-- Selection start --

Information available to the participants in the wider oil market, including futures, forwards and derivatives traders, concerning forecast production from oil fields is very sparse and very fragmented. Such information that is available typically shows a, more or less, asymptotic smooth decline in the total over the next 5-10 years.

But that is not how decisions are taken on the future production from oil fields. There are tipping points.  Theoretically oil fields are decommissioned when the cost of production exceeds the revenue from the sale of oil. These decisions are taken in Joint Operating Committee (JOC) meetings by the partners in each field based on a forecast of revenue and costs.

The JOC meetings that have been taking place this quarter have been informed by a forward oil curve well below $50/bbl. It is likely that we will see a spate of oil field closure announcements during the first quarter of 2016 some of which will involve fields currently forming the blends in the BFOE basket.

When sufficient fields using particular infrastructure such as terminals and pipelines cross their tipping point and shut down, this precipitates an economic decision on the closure of the infrastructure itself because infrastructure also has a commercial tipping point.

Any decision to close down an asset is complicated by the impact on the NPV of the asset when the abandonment costs and the tax breaks that are given to companies to cushion the impact of abandonment costs are taken into account.

These are complex calculations that have to be approved by the partners in each joint venture before any action is taken. But in the case of the oil fields and the infrastructure associated with the Brent (BFOE) benchmark it appears that the decision makers may be subject to sanctions, including criminal sanctions, under the Market Abuse Directive if the asset owners do not make these decisions available to market participants promptly and widely.

Information with an Impact on Benchmarks

The EC’s statement on benchmarks referred to above defines a benchmark as “an index or indicator used to price financial instruments and financial contracts or to measure the performance of an investment fund.” The new regulation is in line with the International Organization of Securities Commissions (IOSCO) Principles on Financial Benchmarks published in July 2013.

The EC expresses the opinion that the changes being made “to its market abuse and criminal sanctions proposals alone will not improve the way benchmarks are produced and used. EU regulation is necessary to improve the functioning and governance of benchmarks and to ensure that benchmarks produced and used in the EU are robust, reliable representative and fit for purpose and that they are not subject to manipulation.”

Anyone wanting a quick overview of how the European regulation of markets has worked in the past and is now changing can find this in Consilience’s article “We are better Informed, but are we any the wiser?

But the significance of European Regulations for oil benchmarks lies in the definition of market abuse.  Market abuse can involve the spreading of false information or it may involve insider dealing.

-- Selection end --
-- Supplied entries start --

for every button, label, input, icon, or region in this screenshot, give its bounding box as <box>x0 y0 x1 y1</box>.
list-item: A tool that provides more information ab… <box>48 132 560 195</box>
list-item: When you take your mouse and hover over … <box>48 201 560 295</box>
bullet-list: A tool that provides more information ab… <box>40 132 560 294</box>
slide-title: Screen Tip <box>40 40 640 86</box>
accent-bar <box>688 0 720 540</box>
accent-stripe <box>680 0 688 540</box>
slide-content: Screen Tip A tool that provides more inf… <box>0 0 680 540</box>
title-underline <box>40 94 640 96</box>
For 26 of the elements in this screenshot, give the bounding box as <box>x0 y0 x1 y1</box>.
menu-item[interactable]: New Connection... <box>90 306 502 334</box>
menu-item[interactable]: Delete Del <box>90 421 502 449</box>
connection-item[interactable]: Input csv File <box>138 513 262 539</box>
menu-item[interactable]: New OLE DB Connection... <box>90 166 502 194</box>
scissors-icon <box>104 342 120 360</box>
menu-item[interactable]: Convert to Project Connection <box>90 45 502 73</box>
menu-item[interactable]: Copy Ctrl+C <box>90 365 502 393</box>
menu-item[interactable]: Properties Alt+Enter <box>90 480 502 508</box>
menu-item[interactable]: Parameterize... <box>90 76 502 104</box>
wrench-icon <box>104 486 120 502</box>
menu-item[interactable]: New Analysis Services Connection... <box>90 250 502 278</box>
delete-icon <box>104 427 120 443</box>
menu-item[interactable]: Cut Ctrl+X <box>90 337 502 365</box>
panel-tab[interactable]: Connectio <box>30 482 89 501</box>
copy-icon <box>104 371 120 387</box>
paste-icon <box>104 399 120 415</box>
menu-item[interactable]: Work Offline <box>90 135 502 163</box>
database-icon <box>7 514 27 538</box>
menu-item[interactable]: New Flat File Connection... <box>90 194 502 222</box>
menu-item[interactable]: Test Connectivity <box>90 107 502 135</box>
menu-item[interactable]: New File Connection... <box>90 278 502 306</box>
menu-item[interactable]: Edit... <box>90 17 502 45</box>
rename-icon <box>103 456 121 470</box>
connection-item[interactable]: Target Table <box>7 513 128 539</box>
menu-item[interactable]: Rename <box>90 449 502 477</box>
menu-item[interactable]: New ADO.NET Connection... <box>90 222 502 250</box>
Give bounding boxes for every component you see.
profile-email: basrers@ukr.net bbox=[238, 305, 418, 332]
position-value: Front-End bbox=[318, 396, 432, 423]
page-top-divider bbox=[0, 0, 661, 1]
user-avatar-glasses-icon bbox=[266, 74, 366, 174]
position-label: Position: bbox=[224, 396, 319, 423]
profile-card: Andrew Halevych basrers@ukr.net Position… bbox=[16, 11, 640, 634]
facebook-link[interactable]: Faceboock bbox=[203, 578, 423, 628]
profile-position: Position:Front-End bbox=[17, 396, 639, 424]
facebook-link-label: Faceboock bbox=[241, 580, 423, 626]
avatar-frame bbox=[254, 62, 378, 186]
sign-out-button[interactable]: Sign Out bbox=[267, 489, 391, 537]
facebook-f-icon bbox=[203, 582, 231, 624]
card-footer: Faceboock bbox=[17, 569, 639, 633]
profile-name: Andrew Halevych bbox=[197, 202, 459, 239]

-- Supplied entries end --

# [To be done]
(a) According to the oil market text, who decides whether to decommission an oil field, and where?
(b) From the oil market text, extract the passage from "Anyone wanting a" to "involve insider dealing.".
(c) Extend the oil market text on field closures and benchmark regulation, picking up after its final sentence.

# [Answers to the problems]
(a) The partners in each field decide in Joint Operating Committee (JOC) meetings.

(b)
Anyone wanting a quick overview of how the European regulation of markets has worked in the past and is now changing can find this in Consilience’s article “We are better Informed, but are we any the wiser?

But the significance of European Regulations for oil benchmarks lies in the definition of market abuse.  Market abuse can involve the spreading of false information or it may involve insider dealing.

(c)
What constitutes inside information is what now puts oil producers at risk of skating on thin ice. If there is a company or a group of joint venture companies who have taken the decision to close down oil fields or assets that have an impact on a price benchmark, then it is my interpretation of the new rules that the companies are obliged to make these facts known to the market in general.

For example, if you are a market participant say in the USA who is dealing in Brent futures or Brent swaps and options with respect to oil for delivery in, say, the 2016-2020 period aren’t you entitled to know that the value of that benchmark is likely to be depressed by increasing quantities of Buzzard in Forties Blend, the blend that usually sets the price in the Brent (BFOE) basket? Or that one or more of the BFOE pipelines or terminals will shut down if particular fields are shut down so that there is likely to be a material change in formula or content of the price benchmark, using International Swaps and Derivatives Association (ISDA) terminology?

I don’t know the answers to these questions, but I would like to know at what point does compliance with a confidentiality clause in a Joint Operating Agreement crosses the line and become market abuse by with holding price sensitive information? If the joint venture owners of the assets that make up the benchmark do not disclose all they know about the forward production profile of the asset does any action on their part to buy or sell the benchmark grade, or components thereof, become market abuse by virtue of insider dealing?

Call me old-fashioned, but to my mind if I invest in an asset, or invest my shareholders’ money in an asset, I should reasonably expect to enjoy quiet title to the production from that asset without third parties, who may be competitors, or regulators continually knocking on my door for the details of my decisions related to that asset. But it appears that that may no longer be the case. If my asset has an impact on a benchmark price it seems I am required to bare my soul to the outside world, whether it is in my commercial interests to do so or not.

Who is in the Hot Seat?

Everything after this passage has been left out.